## [Problem details]
Locate each line below that contains the string "налоговый" and copy it out in full. The match is case-sensitive.
○ ○ ○ ○
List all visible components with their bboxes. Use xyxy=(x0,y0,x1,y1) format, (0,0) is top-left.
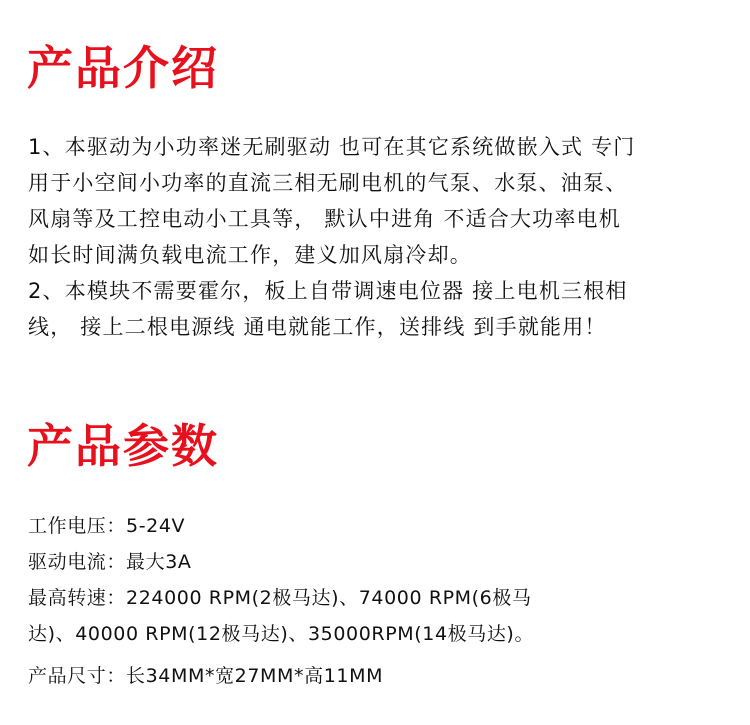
intro-line: 用于小空间小功率的直流三相无刷电机的气泵、水泵、油泵、 xyxy=(28,171,628,195)
intro-paragraph xyxy=(28,129,728,345)
intro-line: 1、本驱动为小功率迷无刷驱动 也可在其它系统做嵌入式 专门 xyxy=(28,135,636,159)
intro-line: 如长时间满负载电流工作，建义加风扇冷却。 xyxy=(28,243,472,267)
param-max-speed: 最高转速：224000 RPM(2极马达)、74000 RPM(6极马 xyxy=(28,587,532,609)
intro-line: 2、本模块不需要霍尔，板上自带调速电位器 接上电机三根相 xyxy=(28,279,628,303)
param-current: 驱动电流：最大3A xyxy=(28,551,192,573)
intro-section-title: 产品介绍 xyxy=(27,41,219,95)
params-section-title: 产品参数 xyxy=(27,419,219,473)
intro-line: 线， 接上二根电源线 通电就能工作，送排线 到手就能用！ xyxy=(28,315,607,339)
params-list xyxy=(28,508,728,694)
param-dimensions: 产品尺寸：长34MM*宽27MM*高11MM xyxy=(28,665,384,687)
param-max-speed-continued: 达)、40000 RPM(12极马达)、35000RPM(14极马达)。 xyxy=(28,623,535,645)
intro-line: 风扇等及工控电动小工具等， 默认中进角 不适合大功率电机 xyxy=(28,207,621,231)
param-voltage: 工作电压：5-24V xyxy=(28,515,186,537)
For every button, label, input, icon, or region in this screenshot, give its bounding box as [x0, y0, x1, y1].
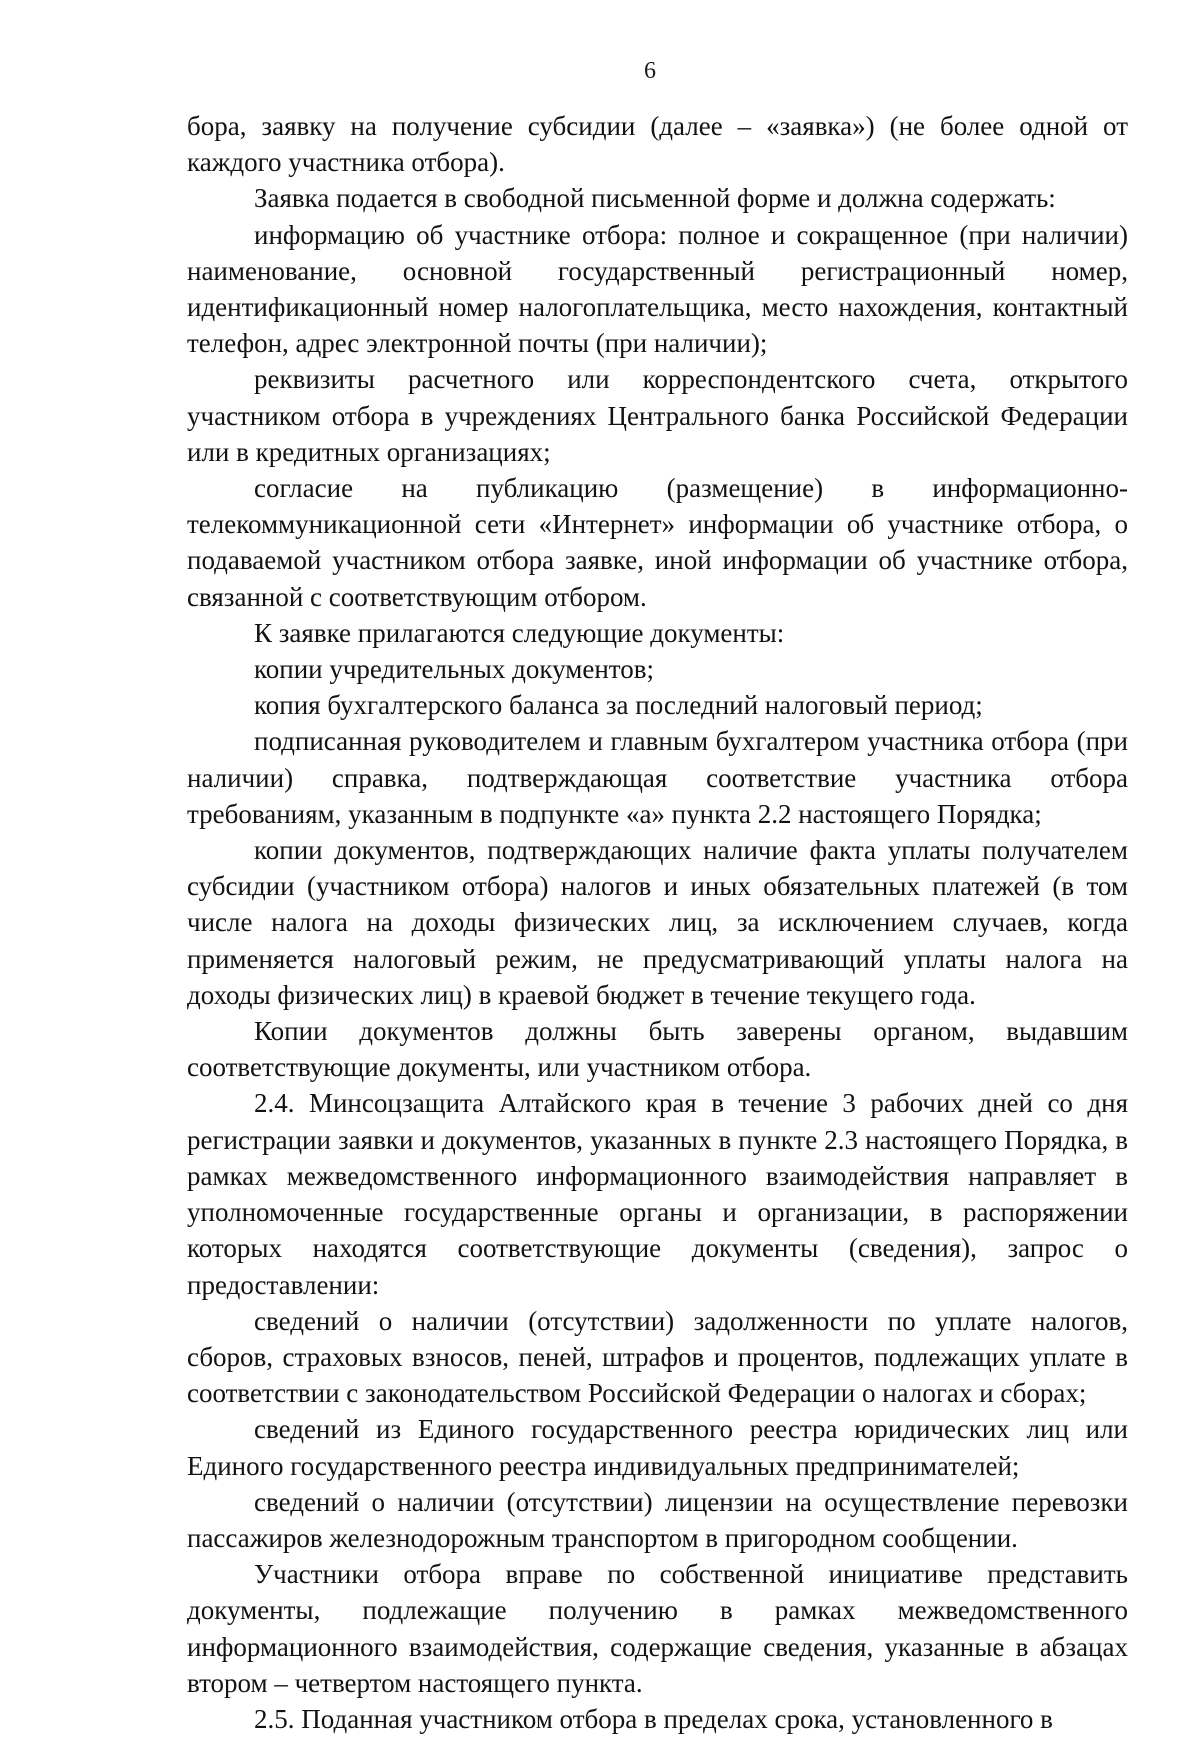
paragraph-application-form: Заявка подается в свободной письменной форме и должна содержать:	[254, 183, 1056, 214]
document-body	[187, 108, 1128, 1737]
page-number: 6	[644, 58, 656, 84]
paragraph-participant-info: информацию об участнике отбора: полное и сокращенное (при наличии) наименование, основной государственный регистрационный номер, идентификационный номер налогоплательщика, место нахождения, контактный телефон, адрес электронной почты (при наличии);	[187, 219, 1128, 359]
paragraph-tax-debt-info: сведений о наличии (отсутствии) задолженности по уплате налогов, сборов, страховых взносов, пеней, штрафов и процентов, подлежащих уплате в соответствии с законодательством Российской Федерации о налогах и сборах;	[187, 1305, 1128, 1409]
paragraph-own-initiative: Участники отбора вправе по собственной инициативе представить документы, подлежащие получению в рамках межведомственного информационного взаимодействия, содержащие сведения, указанные в абзацах втором – четвертом настоящего пункта.	[187, 1559, 1128, 1698]
paragraph-continuation: бора, заявку на получение субсидии (далее – «заявка») (не более одной от каждого участника отбора).	[187, 111, 1128, 178]
paragraph-attached-documents: К заявке прилагаются следующие документы:	[254, 617, 785, 648]
paragraph-founding-documents: копии учредительных документов;	[254, 654, 654, 685]
paragraph-section-2-4: 2.4. Минсоцзащита Алтайского края в течение 3 рабочих дней со дня регистрации заявки и документов, указанных в пункте 2.3 настоящего Порядка, в рамках межведомственного информационного взаимодействия направляет в уполномоченные государственные органы и организации, в распоряжении которых находятся соответствующие документы (сведения), запрос о предоставлении:	[187, 1088, 1128, 1300]
paragraph-certification: Копии документов должны быть заверены органом, выдавшим соответствующие документы, или участником отбора.	[187, 1016, 1128, 1083]
paragraph-section-2-5: 2.5. Поданная участником отбора в пределах срока, установленного в	[254, 1703, 1053, 1734]
paragraph-publication-consent: согласие на публикацию (размещение) в информационно-телекоммуникационной сети «Интернет» информации об участнике отбора, о подаваемой участником отбора заявке, иной информации об участнике отбора, связанной с соответствующим отбором.	[187, 473, 1128, 612]
paragraph-balance-sheet: копия бухгалтерского баланса за последний налоговый период;	[254, 690, 983, 721]
paragraph-tax-payment-proof: копии документов, подтверждающих наличие факта уплаты получателем субсидии (участником отбора) налогов и иных обязательных платежей (в том числе налога на доходы физических лиц, за исключением случаев, когда применяется налоговый режим, не предусматривающий уплаты налога на доходы физических лиц) в краевой бюджет в течение текущего года.	[187, 835, 1128, 1010]
paragraph-license-info: сведений о наличии (отсутствии) лицензии на осуществление перевозки пассажиров железнодорожным транспортом в пригородном сообщении.	[187, 1486, 1128, 1553]
paragraph-state-register: сведений из Единого государственного реестра юридических лиц или Единого государственного реестра индивидуальных предпринимателей;	[187, 1414, 1128, 1481]
paragraph-signed-certificate: подписанная руководителем и главным бухгалтером участника отбора (при наличии) справка, подтверждающая соответствие участника отбора требованиям, указанным в подпункте «а» пункта 2.2 настоящего Порядка;	[187, 726, 1128, 829]
paragraph-bank-details: реквизиты расчетного или корреспондентского счета, открытого участником отбора в учреждениях Центрального банка Российской Федерации или в кредитных организациях;	[187, 364, 1128, 467]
○ ○ ○ ○
## [Answer below]
paragraph-balance-sheet: копия бухгалтерского баланса за последний налоговый период;	[254, 690, 983, 721]
paragraph-tax-payment-proof: копии документов, подтверждающих наличие факта уплаты получателем субсидии (участником отбора) налогов и иных обязательных платежей (в том числе налога на доходы физических лиц, за исключением случаев, когда применяется налоговый режим, не предусматривающий уплаты налога на доходы физических лиц) в краевой бюджет в течение текущего года.	[187, 835, 1128, 1010]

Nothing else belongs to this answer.